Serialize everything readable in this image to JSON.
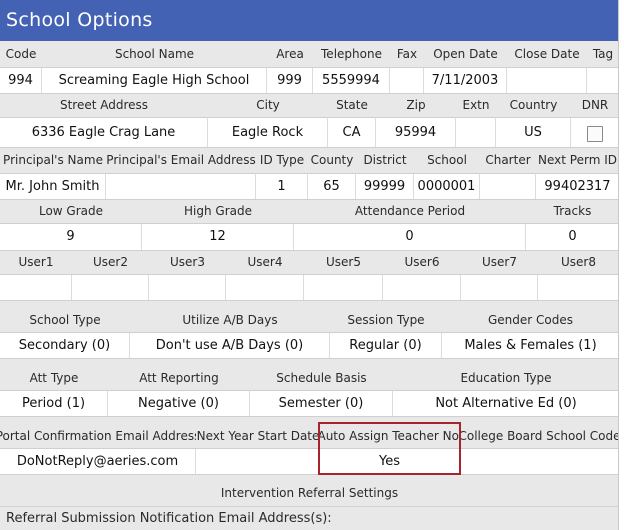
{
  "title": "School Options",
  "row1": {
    "headers": [
      "Code",
      "School Name",
      "Area",
      "Telephone",
      "Fax",
      "Open Date",
      "Close Date",
      "Tag"
    ],
    "values": [
      "994",
      "Screaming Eagle High School",
      "999",
      "5559994",
      "",
      "7/11/2003",
      "",
      ""
    ]
  },
  "row2": {
    "headers": [
      "Street Address",
      "City",
      "State",
      "Zip",
      "Extn",
      "Country",
      "DNR"
    ],
    "values": [
      "6336 Eagle Crag Lane",
      "Eagle Rock",
      "CA",
      "95994",
      "",
      "US"
    ],
    "dnr_checked": false
  },
  "row3": {
    "headers": [
      "Principal's Name",
      "Principal's Email Address",
      "ID Type",
      "County",
      "District",
      "School",
      "Charter",
      "Next Perm ID"
    ],
    "values": [
      "Mr. John Smith",
      "",
      "1",
      "65",
      "99999",
      "0000001",
      "",
      "99402317"
    ]
  },
  "row4": {
    "headers": [
      "Low Grade",
      "High Grade",
      "Attendance Period",
      "Tracks"
    ],
    "values": [
      "9",
      "12",
      "0",
      "0"
    ]
  },
  "row5": {
    "headers": [
      "User1",
      "User2",
      "User3",
      "User4",
      "User5",
      "User6",
      "User7",
      "User8"
    ],
    "values": [
      "",
      "",
      "",
      "",
      "",
      "",
      "",
      ""
    ]
  },
  "row6": {
    "headers": [
      "School Type",
      "Utilize A/B Days",
      "Session Type",
      "Gender Codes"
    ],
    "values": [
      "Secondary (0)",
      "Don't use A/B Days (0)",
      "Regular (0)",
      "Males & Females (1)"
    ]
  },
  "row7": {
    "headers": [
      "Att Type",
      "Att Reporting",
      "Schedule Basis",
      "Education Type"
    ],
    "values": [
      "Period (1)",
      "Negative (0)",
      "Semester (0)",
      "Not Alternative Ed (0)"
    ]
  },
  "row8": {
    "headers": [
      "Portal Confirmation Email Address",
      "Next Year Start Date",
      "Auto Assign Teacher No.",
      "College Board School Code"
    ],
    "values": [
      "DoNotReply@aeries.com",
      "",
      "Yes",
      ""
    ]
  },
  "intervention": {
    "title": "Intervention Referral Settings",
    "notification_label": "Referral Submission Notification Email Address(s):"
  },
  "colors": {
    "title_bar": "#4362b3",
    "header_bg": "#e8e8e8",
    "highlight": "#a8232a"
  }
}
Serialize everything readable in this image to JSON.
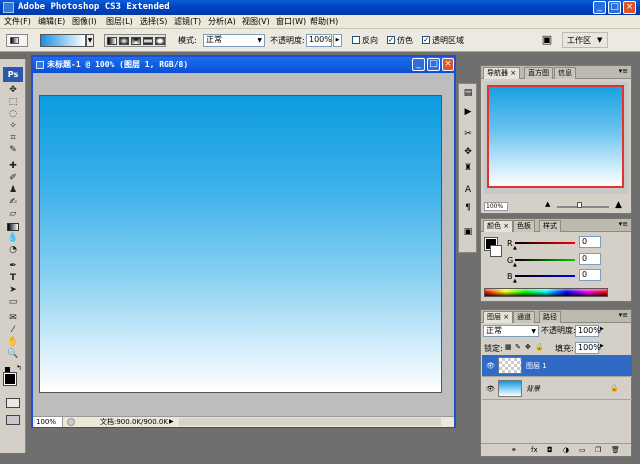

What you need to do: Report only the number of lines that hold the string "Address" in this listing.

Reply to the task: 4